- **EXERCISE DIRECTIONS**
All lines featuring the string "Analysis" are to be listed.

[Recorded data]
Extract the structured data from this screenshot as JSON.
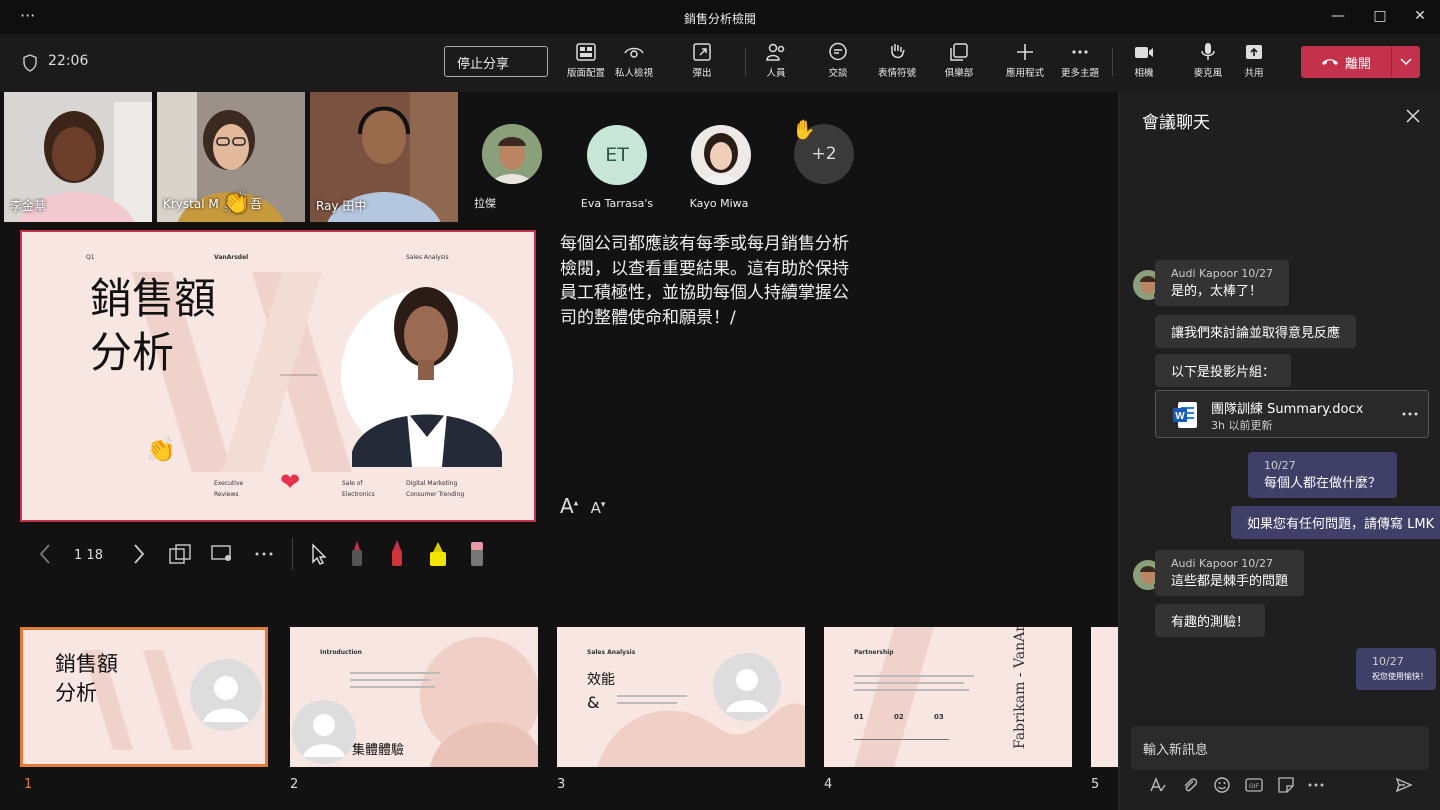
{
  "window": {
    "title": "銷售分析檢閱",
    "menu_dots": "···",
    "min": "—",
    "max": "□",
    "close": "✕"
  },
  "meeting": {
    "time": "22:06",
    "stop_share": "停止分享"
  },
  "toolbar": {
    "items": [
      {
        "icon": "layout-icon",
        "label": "版面配置"
      },
      {
        "icon": "eye-icon",
        "label": "私人檢視"
      },
      {
        "icon": "popout-icon",
        "label": "彈出"
      },
      {
        "icon": "people-icon",
        "label": "人員"
      },
      {
        "icon": "chat-icon",
        "label": "交談"
      },
      {
        "icon": "raise-hand-icon",
        "label": "表情符號"
      },
      {
        "icon": "rooms-icon",
        "label": "俱樂部"
      },
      {
        "icon": "apps-icon",
        "label": "應用程式"
      },
      {
        "icon": "more-icon",
        "label": "更多主題"
      },
      {
        "icon": "camera-icon",
        "label": "相機"
      },
      {
        "icon": "mic-icon",
        "label": "麥克風"
      },
      {
        "icon": "share-icon",
        "label": "共用"
      }
    ],
    "leave_label": "離開"
  },
  "participants": {
    "videos": [
      {
        "name": "李金華"
      },
      {
        "name": "Krystal M"
      },
      {
        "name": "Ray 田中"
      }
    ],
    "krystal_suffix": "吾",
    "avatars": [
      {
        "name": "拉傑"
      },
      {
        "name": "Eva Tarrasa's",
        "initials": "ET"
      },
      {
        "name": "Kayo Miwa"
      }
    ],
    "more": "+2"
  },
  "slide": {
    "q": "Q1",
    "brand": "VanArsdel",
    "section": "Sales Analysis",
    "title_line1": "銷售額",
    "title_line2": "分析",
    "foot1a": "Executive",
    "foot1b": "Reviews",
    "foot2a": "Sale of",
    "foot2b": "Electronics",
    "foot3a": "Digital Marketing",
    "foot3b": "Consumer Trending"
  },
  "notes": {
    "text": "每個公司都應該有每季或每月銷售分析檢閱，以查看重要結果。這有助於保持員工積極性，並協助每個人持續掌握公司的整體使命和願景！/"
  },
  "font_controls": {
    "increase": "A",
    "decrease": "A"
  },
  "slide_controls": {
    "current": "1",
    "total": "18"
  },
  "thumbnails": [
    {
      "num": "1",
      "title1": "銷售額",
      "title2": "分析"
    },
    {
      "num": "2",
      "heading": "Introduction",
      "caption": "集體體驗"
    },
    {
      "num": "3",
      "heading": "Sales Analysis",
      "caption1": "效能",
      "caption2": "&"
    },
    {
      "num": "4",
      "heading": "Partnership",
      "side": "Fabrikam - VanArsdel",
      "n1": "01",
      "n2": "02",
      "n3": "03"
    },
    {
      "num": "5"
    }
  ],
  "chat": {
    "title": "會議聊天",
    "messages": [
      {
        "author": "Audi Kapoor",
        "date": "10/27",
        "text": "是的，太棒了！"
      },
      {
        "text": "讓我們來討論並取得意見反應"
      },
      {
        "text": "以下是投影片組："
      },
      {
        "file_name": "團隊訓練 Summary.docx",
        "file_meta": "3h 以前更新"
      },
      {
        "date": "10/27",
        "text": "每個人都在做什麼？"
      },
      {
        "text": "如果您有任何問題，請傳寫 LMK"
      },
      {
        "author": "Audi Kapoor",
        "date": "10/27",
        "text": "這些都是棘手的問題"
      },
      {
        "text": "有趣的測驗！"
      },
      {
        "date": "10/27",
        "text": "祝您使用愉快！"
      }
    ],
    "compose_placeholder": "輸入新訊息"
  },
  "colors": {
    "accent": "#c4314b",
    "selected_thumb": "#e07b39",
    "my_bubble": "#3f3f68",
    "slide_bg": "#f7e6e2"
  }
}
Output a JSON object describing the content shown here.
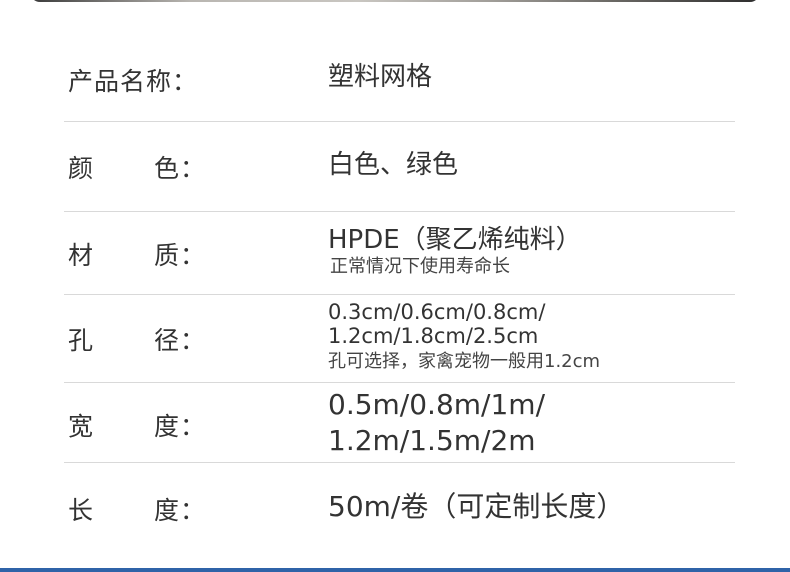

- **SOLUTION TO THE PROBLEM**
    "section": "Sales Analysis",
      "heading": "Sales Analysis",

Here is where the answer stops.